▶ **Entries**:

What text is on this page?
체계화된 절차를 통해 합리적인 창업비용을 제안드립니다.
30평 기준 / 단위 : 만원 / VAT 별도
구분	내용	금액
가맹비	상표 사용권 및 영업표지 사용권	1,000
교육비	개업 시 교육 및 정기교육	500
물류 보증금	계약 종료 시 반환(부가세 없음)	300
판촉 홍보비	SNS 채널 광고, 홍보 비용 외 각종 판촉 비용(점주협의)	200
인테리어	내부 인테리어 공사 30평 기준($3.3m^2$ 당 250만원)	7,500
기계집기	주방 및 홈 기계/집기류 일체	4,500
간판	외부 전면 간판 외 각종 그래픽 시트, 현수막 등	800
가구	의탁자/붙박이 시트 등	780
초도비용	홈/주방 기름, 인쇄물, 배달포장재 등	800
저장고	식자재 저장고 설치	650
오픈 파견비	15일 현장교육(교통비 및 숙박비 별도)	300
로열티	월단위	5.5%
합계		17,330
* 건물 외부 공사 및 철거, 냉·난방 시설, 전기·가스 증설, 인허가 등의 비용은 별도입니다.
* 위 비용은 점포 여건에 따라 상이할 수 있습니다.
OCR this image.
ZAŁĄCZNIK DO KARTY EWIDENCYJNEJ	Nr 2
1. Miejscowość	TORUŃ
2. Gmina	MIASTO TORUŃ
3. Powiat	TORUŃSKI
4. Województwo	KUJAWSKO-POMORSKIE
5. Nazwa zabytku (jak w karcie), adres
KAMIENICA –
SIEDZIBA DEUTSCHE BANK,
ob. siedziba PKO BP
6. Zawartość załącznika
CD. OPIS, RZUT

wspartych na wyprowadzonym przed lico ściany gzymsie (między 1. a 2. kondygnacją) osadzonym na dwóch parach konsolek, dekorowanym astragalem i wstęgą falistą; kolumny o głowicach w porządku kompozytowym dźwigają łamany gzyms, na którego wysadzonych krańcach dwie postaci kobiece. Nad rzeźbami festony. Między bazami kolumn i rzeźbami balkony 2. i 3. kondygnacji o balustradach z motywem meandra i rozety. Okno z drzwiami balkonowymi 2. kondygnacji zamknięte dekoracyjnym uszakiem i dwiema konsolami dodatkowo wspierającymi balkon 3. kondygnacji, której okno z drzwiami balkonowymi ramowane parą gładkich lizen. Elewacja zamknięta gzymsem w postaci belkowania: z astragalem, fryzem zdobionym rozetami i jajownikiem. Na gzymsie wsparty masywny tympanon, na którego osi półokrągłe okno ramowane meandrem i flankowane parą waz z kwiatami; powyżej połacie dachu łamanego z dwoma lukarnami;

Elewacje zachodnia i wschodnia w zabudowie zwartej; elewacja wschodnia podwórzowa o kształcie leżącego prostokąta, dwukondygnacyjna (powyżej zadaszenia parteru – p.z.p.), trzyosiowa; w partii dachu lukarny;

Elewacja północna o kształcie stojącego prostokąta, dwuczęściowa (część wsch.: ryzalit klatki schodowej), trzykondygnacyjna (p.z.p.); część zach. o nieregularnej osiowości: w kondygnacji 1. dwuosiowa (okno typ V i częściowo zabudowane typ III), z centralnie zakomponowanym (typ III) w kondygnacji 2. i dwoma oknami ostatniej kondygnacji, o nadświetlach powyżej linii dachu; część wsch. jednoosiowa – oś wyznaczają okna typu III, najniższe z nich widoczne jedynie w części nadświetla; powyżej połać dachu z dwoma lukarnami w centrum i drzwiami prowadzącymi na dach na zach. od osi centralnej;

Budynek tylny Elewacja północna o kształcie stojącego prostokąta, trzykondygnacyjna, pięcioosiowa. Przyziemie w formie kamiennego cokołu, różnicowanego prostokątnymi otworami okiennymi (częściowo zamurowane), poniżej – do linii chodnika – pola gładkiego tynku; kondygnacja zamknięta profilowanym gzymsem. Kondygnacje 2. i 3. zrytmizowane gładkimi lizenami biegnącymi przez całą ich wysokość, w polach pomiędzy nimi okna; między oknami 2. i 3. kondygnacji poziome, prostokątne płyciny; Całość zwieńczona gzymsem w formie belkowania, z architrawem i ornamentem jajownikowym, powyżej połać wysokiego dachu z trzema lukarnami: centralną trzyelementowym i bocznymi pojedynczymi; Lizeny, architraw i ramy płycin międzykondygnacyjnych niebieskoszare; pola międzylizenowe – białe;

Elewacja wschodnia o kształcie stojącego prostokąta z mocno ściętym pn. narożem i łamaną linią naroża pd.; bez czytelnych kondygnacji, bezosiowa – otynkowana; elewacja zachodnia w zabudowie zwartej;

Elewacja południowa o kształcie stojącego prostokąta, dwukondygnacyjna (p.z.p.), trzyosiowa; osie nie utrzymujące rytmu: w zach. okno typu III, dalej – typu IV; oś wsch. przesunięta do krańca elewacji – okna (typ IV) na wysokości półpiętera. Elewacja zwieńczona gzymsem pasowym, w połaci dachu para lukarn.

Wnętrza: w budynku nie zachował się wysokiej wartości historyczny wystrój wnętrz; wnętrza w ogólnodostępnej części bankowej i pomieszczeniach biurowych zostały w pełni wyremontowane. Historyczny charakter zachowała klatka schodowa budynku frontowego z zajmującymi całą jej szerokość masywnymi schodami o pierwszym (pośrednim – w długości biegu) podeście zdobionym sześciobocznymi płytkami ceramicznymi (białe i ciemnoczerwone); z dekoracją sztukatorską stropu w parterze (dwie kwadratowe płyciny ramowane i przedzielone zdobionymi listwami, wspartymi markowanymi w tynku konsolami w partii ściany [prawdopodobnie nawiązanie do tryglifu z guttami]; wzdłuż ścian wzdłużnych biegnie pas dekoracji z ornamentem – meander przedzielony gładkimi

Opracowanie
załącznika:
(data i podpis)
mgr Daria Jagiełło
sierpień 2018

▶ **Exercise objective**: Restate the data above exactly, keeping each word as it stands.

▶ **Exercise solution**:
What text is on this page?
체계화된 절차를 통해 합리적인 창업비용을 제안드립니다.
30평 기준 / 단위 : 만원 / VAT 별도
구분	내용	금액
가맹비	상표 사용권 및 영업표지 사용권	1,000
교육비	개업 시 교육 및 정기교육	500
물류 보증금	계약 종료 시 반환(부가세 없음)	300
판촉 홍보비	SNS 채널 광고, 홍보 비용 외 각종 판촉 비용(점주협의)	200
인테리어	내부 인테리어 공사 30평 기준($3.3m^2$ 당 250만원)	7,500
기계집기	주방 및 홈 기계/집기류 일체	4,500
간판	외부 전면 간판 외 각종 그래픽 시트, 현수막 등	800
가구	의탁자/붙박이 시트 등	780
초도비용	홈/주방 기름, 인쇄물, 배달포장재 등	800
저장고	식자재 저장고 설치	650
오픈 파견비	15일 현장교육(교통비 및 숙박비 별도)	300
로열티	월단위	5.5%
합계		17,330
* 건물 외부 공사 및 철거, 냉·난방 시설, 전기·가스 증설, 인허가 등의 비용은 별도입니다.
* 위 비용은 점포 여건에 따라 상이할 수 있습니다.
OCR this image.
ZAŁĄCZNIK DO KARTY EWIDENCYJNEJ	Nr 2
1. Miejscowość	TORUŃ
2. Gmina	MIASTO TORUŃ
3. Powiat	TORUŃSKI
4. Województwo	KUJAWSKO-POMORSKIE
5. Nazwa zabytku (jak w karcie), adres
KAMIENICA –
SIEDZIBA DEUTSCHE BANK,
ob. siedziba PKO BP
6. Zawartość załącznika
CD. OPIS, RZUT

wspartych na wyprowadzonym przed lico ściany gzymsie (między 1. a 2. kondygnacją) osadzonym na dwóch parach konsolek, dekorowanym astragalem i wstęgą falistą; kolumny o głowicach w porządku kompozytowym dźwigają łamany gzyms, na którego wysadzonych krańcach dwie postaci kobiece. Nad rzeźbami festony. Między bazami kolumn i rzeźbami balkony 2. i 3. kondygnacji o balustradach z motywem meandra i rozety. Okno z drzwiami balkonowymi 2. kondygnacji zamknięte dekoracyjnym uszakiem i dwiema konsolami dodatkowo wspierającymi balkon 3. kondygnacji, której okno z drzwiami balkonowymi ramowane parą gładkich lizen. Elewacja zamknięta gzymsem w postaci belkowania: z astragalem, fryzem zdobionym rozetami i jajownikiem. Na gzymsie wsparty masywny tympanon, na którego osi półokrągłe okno ramowane meandrem i flankowane parą waz z kwiatami; powyżej połacie dachu łamanego z dwoma lukarnami;

Elewacje zachodnia i wschodnia w zabudowie zwartej; elewacja wschodnia podwórzowa o kształcie leżącego prostokąta, dwukondygnacyjna (powyżej zadaszenia parteru – p.z.p.), trzyosiowa; w partii dachu lukarny;

Elewacja północna o kształcie stojącego prostokąta, dwuczęściowa (część wsch.: ryzalit klatki schodowej), trzykondygnacyjna (p.z.p.); część zach. o nieregularnej osiowości: w kondygnacji 1. dwuosiowa (okno typ V i częściowo zabudowane typ III), z centralnie zakomponowanym (typ III) w kondygnacji 2. i dwoma oknami ostatniej kondygnacji, o nadświetlach powyżej linii dachu; część wsch. jednoosiowa – oś wyznaczają okna typu III, najniższe z nich widoczne jedynie w części nadświetla; powyżej połać dachu z dwoma lukarnami w centrum i drzwiami prowadzącymi na dach na zach. od osi centralnej;

Budynek tylny Elewacja północna o kształcie stojącego prostokąta, trzykondygnacyjna, pięcioosiowa. Przyziemie w formie kamiennego cokołu, różnicowanego prostokątnymi otworami okiennymi (częściowo zamurowane), poniżej – do linii chodnika – pola gładkiego tynku; kondygnacja zamknięta profilowanym gzymsem. Kondygnacje 2. i 3. zrytmizowane gładkimi lizenami biegnącymi przez całą ich wysokość, w polach pomiędzy nimi okna; między oknami 2. i 3. kondygnacji poziome, prostokątne płyciny; Całość zwieńczona gzymsem w formie belkowania, z architrawem i ornamentem jajownikowym, powyżej połać wysokiego dachu z trzema lukarnami: centralną trzyelementowym i bocznymi pojedynczymi; Lizeny, architraw i ramy płycin międzykondygnacyjnych niebieskoszare; pola międzylizenowe – białe;

Elewacja wschodnia o kształcie stojącego prostokąta z mocno ściętym pn. narożem i łamaną linią naroża pd.; bez czytelnych kondygnacji, bezosiowa – otynkowana; elewacja zachodnia w zabudowie zwartej;

Elewacja południowa o kształcie stojącego prostokąta, dwukondygnacyjna (p.z.p.), trzyosiowa; osie nie utrzymujące rytmu: w zach. okno typu III, dalej – typu IV; oś wsch. przesunięta do krańca elewacji – okna (typ IV) na wysokości półpiętera. Elewacja zwieńczona gzymsem pasowym, w połaci dachu para lukarn.

Wnętrza: w budynku nie zachował się wysokiej wartości historyczny wystrój wnętrz; wnętrza w ogólnodostępnej części bankowej i pomieszczeniach biurowych zostały w pełni wyremontowane. Historyczny charakter zachowała klatka schodowa budynku frontowego z zajmującymi całą jej szerokość masywnymi schodami o pierwszym (pośrednim – w długości biegu) podeście zdobionym sześciobocznymi płytkami ceramicznymi (białe i ciemnoczerwone); z dekoracją sztukatorską stropu w parterze (dwie kwadratowe płyciny ramowane i przedzielone zdobionymi listwami, wspartymi markowanymi w tynku konsolami w partii ściany [prawdopodobnie nawiązanie do tryglifu z guttami]; wzdłuż ścian wzdłużnych biegnie pas dekoracji z ornamentem – meander przedzielony gładkimi

Opracowanie
załącznika:
(data i podpis)
mgr Daria Jagiełło
sierpień 2018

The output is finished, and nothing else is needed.